_Input data_
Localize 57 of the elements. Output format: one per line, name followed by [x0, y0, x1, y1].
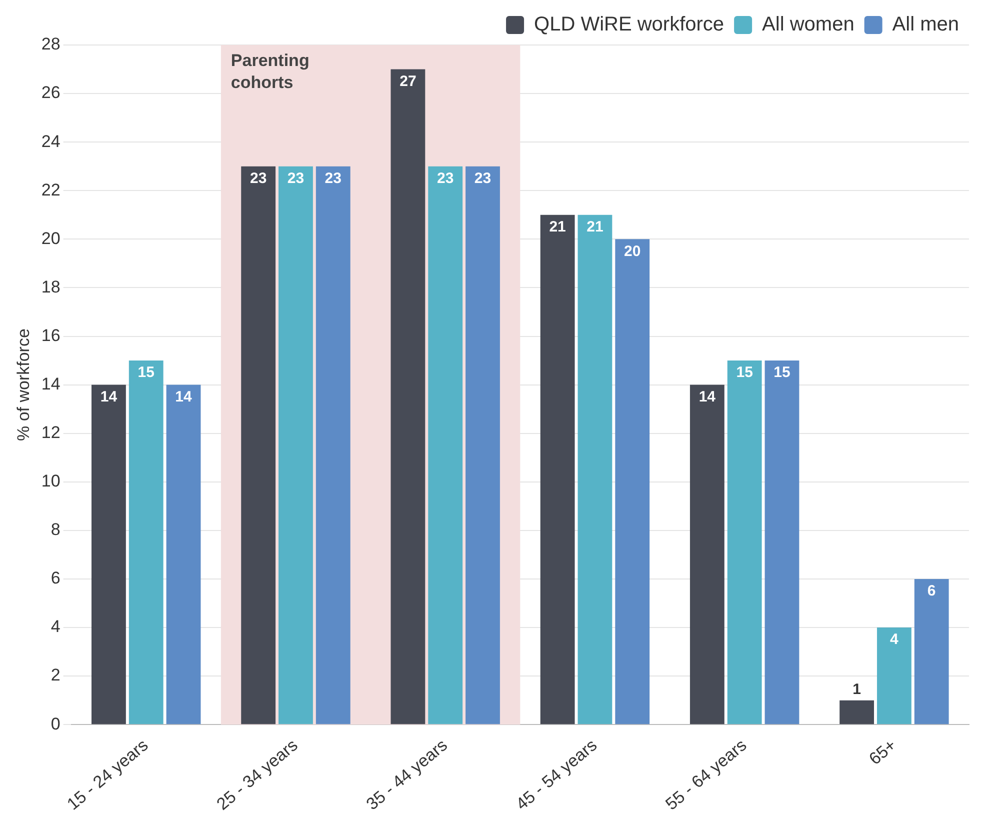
- data-label: 21: [549, 218, 566, 236]
- data-label: 15: [736, 364, 753, 382]
- y-tick-label: 16: [41, 326, 60, 345]
- bar: [764, 360, 800, 724]
- legend-label: All women: [762, 14, 854, 36]
- data-label: 15: [774, 364, 790, 382]
- data-label: 6: [927, 582, 936, 600]
- data-label: 23: [474, 170, 492, 187]
- data-label: 14: [175, 388, 193, 406]
- data-label: 1: [852, 680, 861, 698]
- data-label: 15: [138, 364, 154, 382]
- legend-label: All men: [892, 14, 960, 36]
- bar: [540, 214, 575, 724]
- bar: [840, 700, 874, 724]
- data-label: 4: [890, 631, 900, 648]
- y-tick-label: 10: [41, 472, 60, 491]
- y-tick-label: 14: [41, 374, 60, 394]
- data-label: 23: [324, 170, 342, 187]
- y-axis-title: % of workforce: [14, 328, 33, 442]
- bar: [428, 166, 463, 724]
- data-label: 21: [586, 218, 604, 236]
- bar: [128, 360, 164, 724]
- x-tick-label: 65+: [865, 735, 900, 769]
- data-label: 23: [250, 170, 267, 187]
- y-tick-label: 4: [50, 617, 60, 636]
- data-label: 23: [287, 170, 304, 187]
- y-tick-label: 2: [50, 666, 60, 685]
- y-tick-label: 20: [41, 228, 60, 248]
- bar: [578, 214, 612, 724]
- bar: [316, 166, 350, 724]
- bar: [92, 384, 126, 724]
- y-tick-label: 8: [50, 520, 60, 540]
- data-label: 23: [437, 170, 454, 187]
- legend-label: QLD WiRE workforce: [534, 14, 724, 36]
- data-label: 27: [400, 72, 416, 90]
- bar: [466, 166, 500, 724]
- y-tick-label: 26: [41, 83, 60, 102]
- bar: [278, 166, 313, 724]
- data-label: 20: [624, 242, 641, 260]
- bar: [241, 166, 276, 724]
- y-tick-label: 6: [50, 568, 60, 588]
- band-label: Parenting cohorts: [230, 51, 310, 92]
- bar: [690, 384, 724, 724]
- data-label: 14: [698, 388, 716, 406]
- data-label: 14: [100, 388, 118, 406]
- y-tick-label: 22: [41, 180, 60, 200]
- bar: [876, 628, 912, 724]
- bar: [166, 384, 201, 724]
- y-tick-label: 12: [41, 423, 60, 442]
- bar: [390, 69, 426, 724]
- y-tick-label: 28: [41, 34, 60, 54]
- bar: [914, 578, 949, 724]
- bar: [615, 239, 650, 724]
- y-tick-label: 18: [41, 277, 60, 296]
- y-tick-label: 0: [50, 714, 60, 734]
- bar: [727, 360, 762, 724]
- y-tick-label: 24: [41, 132, 60, 151]
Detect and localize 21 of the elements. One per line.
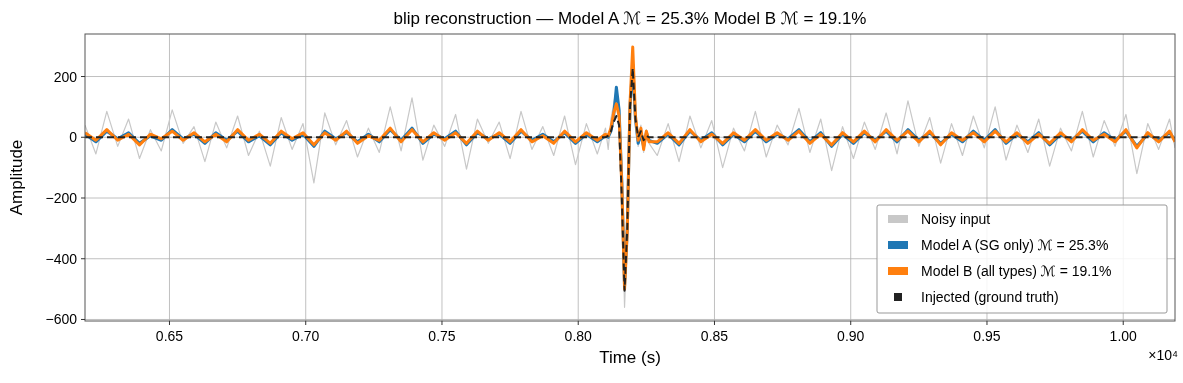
y-tick-label: 0	[69, 129, 78, 146]
y-tick-label: −400	[45, 250, 78, 267]
x-tick-label: 0.95	[973, 328, 1001, 344]
x-tick-label: 1.00	[1109, 328, 1138, 344]
x-tick-label: 0.80	[564, 328, 593, 344]
x-tick-label: 0.90	[837, 328, 865, 344]
y-tick-label: 200	[53, 68, 78, 85]
y-tick-label: −200	[45, 190, 78, 206]
legend-label: Model B (all types) ℳ = 19.1%	[921, 263, 1112, 279]
x-tick-label: 0.70	[292, 328, 320, 344]
x-tick-label: 0.75	[428, 328, 456, 344]
y-axis-title: Amplitude	[7, 139, 26, 216]
legend-label: Injected (ground truth)	[921, 289, 1059, 305]
y-tick-label: −600	[45, 311, 78, 328]
legend-label: Model A (SG only) ℳ = 25.3%	[921, 237, 1109, 253]
x-tick-label: 0.65	[155, 328, 184, 344]
text: ×10⁴	[1148, 347, 1178, 363]
chart-title: blip reconstruction — Model A ℳ = 25.3% Model B ℳ = 19.1%	[393, 9, 867, 28]
x-axis-title: Time (s)	[599, 348, 661, 367]
x-tick-label: 0.85	[700, 328, 729, 344]
legend-label: Noisy input	[921, 211, 991, 227]
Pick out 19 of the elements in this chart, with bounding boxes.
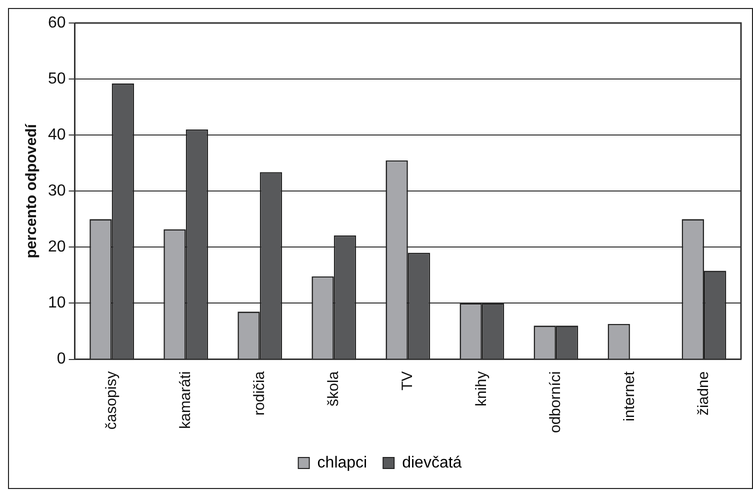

_Requirement_
Copy every row above word for word, leaving out the picture lines.

_Completed exercise_
Localize 57 of the elements. Output format: one per line, name followed by [x0, y0, x1, y1].
- data-label: 21: [549, 218, 566, 236]
- data-label: 15: [736, 364, 753, 382]
- y-tick-label: 16: [41, 326, 60, 345]
- bar: [764, 360, 800, 724]
- legend-label: All women: [762, 14, 854, 36]
- data-label: 15: [774, 364, 790, 382]
- data-label: 6: [927, 582, 936, 600]
- data-label: 23: [474, 170, 492, 187]
- data-label: 14: [175, 388, 193, 406]
- data-label: 1: [852, 680, 861, 698]
- data-label: 15: [138, 364, 154, 382]
- legend-label: All men: [892, 14, 960, 36]
- bar: [540, 214, 575, 724]
- bar: [840, 700, 874, 724]
- data-label: 4: [890, 631, 900, 648]
- y-tick-label: 10: [41, 472, 60, 491]
- y-tick-label: 14: [41, 374, 60, 394]
- data-label: 23: [324, 170, 342, 187]
- y-axis-title: % of workforce: [14, 328, 33, 442]
- bar: [428, 166, 463, 724]
- data-label: 21: [586, 218, 604, 236]
- bar: [128, 360, 164, 724]
- x-tick-label: 65+: [865, 735, 900, 769]
- data-label: 23: [250, 170, 267, 187]
- y-tick-label: 4: [50, 617, 60, 636]
- data-label: 23: [287, 170, 304, 187]
- y-tick-label: 2: [50, 666, 60, 685]
- y-tick-label: 20: [41, 228, 60, 248]
- bar: [578, 214, 612, 724]
- bar: [316, 166, 350, 724]
- bar: [92, 384, 126, 724]
- y-tick-label: 8: [50, 520, 60, 540]
- data-label: 23: [437, 170, 454, 187]
- legend-label: QLD WiRE workforce: [534, 14, 724, 36]
- data-label: 27: [400, 72, 416, 90]
- bar: [466, 166, 500, 724]
- y-tick-label: 26: [41, 83, 60, 102]
- bar: [278, 166, 313, 724]
- data-label: 20: [624, 242, 641, 260]
- bar: [241, 166, 276, 724]
- y-tick-label: 6: [50, 568, 60, 588]
- band-label: Parenting cohorts: [230, 51, 310, 92]
- bar: [690, 384, 724, 724]
- data-label: 14: [698, 388, 716, 406]
- data-label: 14: [100, 388, 118, 406]
- y-tick-label: 22: [41, 180, 60, 200]
- bar: [876, 628, 912, 724]
- bar: [166, 384, 201, 724]
- y-tick-label: 12: [41, 423, 60, 442]
- bar: [390, 69, 426, 724]
- y-tick-label: 28: [41, 34, 60, 54]
- bar: [914, 578, 949, 724]
- bar: [615, 239, 650, 724]
- y-tick-label: 18: [41, 277, 60, 296]
- y-tick-label: 0: [50, 714, 60, 734]
- bar: [727, 360, 762, 724]
- y-tick-label: 24: [41, 132, 60, 151]
Detect and localize 21 of the elements. One per line.
y-tick-label: 0	[69, 129, 78, 146]
y-tick-label: −400	[45, 250, 78, 267]
x-tick-label: 0.95	[973, 328, 1001, 344]
x-tick-label: 1.00	[1109, 328, 1138, 344]
x-tick-label: 0.80	[564, 328, 593, 344]
x-tick-label: 0.90	[837, 328, 865, 344]
y-tick-label: 200	[53, 68, 78, 85]
y-tick-label: −200	[45, 190, 78, 206]
legend-label: Model B (all types) ℳ = 19.1%	[921, 263, 1112, 279]
x-tick-label: 0.70	[292, 328, 320, 344]
x-tick-label: 0.75	[428, 328, 456, 344]
y-axis-title: Amplitude	[7, 139, 26, 216]
legend-label: Injected (ground truth)	[921, 289, 1059, 305]
y-tick-label: −600	[45, 311, 78, 328]
legend-label: Model A (SG only) ℳ = 25.3%	[921, 237, 1109, 253]
x-tick-label: 0.65	[155, 328, 184, 344]
text: ×10⁴	[1148, 347, 1178, 363]
chart-title: blip reconstruction — Model A ℳ = 25.3% Model B ℳ = 19.1%	[393, 9, 867, 28]
x-axis-title: Time (s)	[599, 348, 661, 367]
x-tick-label: 0.85	[700, 328, 729, 344]
legend-label: Noisy input	[921, 211, 991, 227]
Pick out 19 of the elements in this chart, with bounding boxes.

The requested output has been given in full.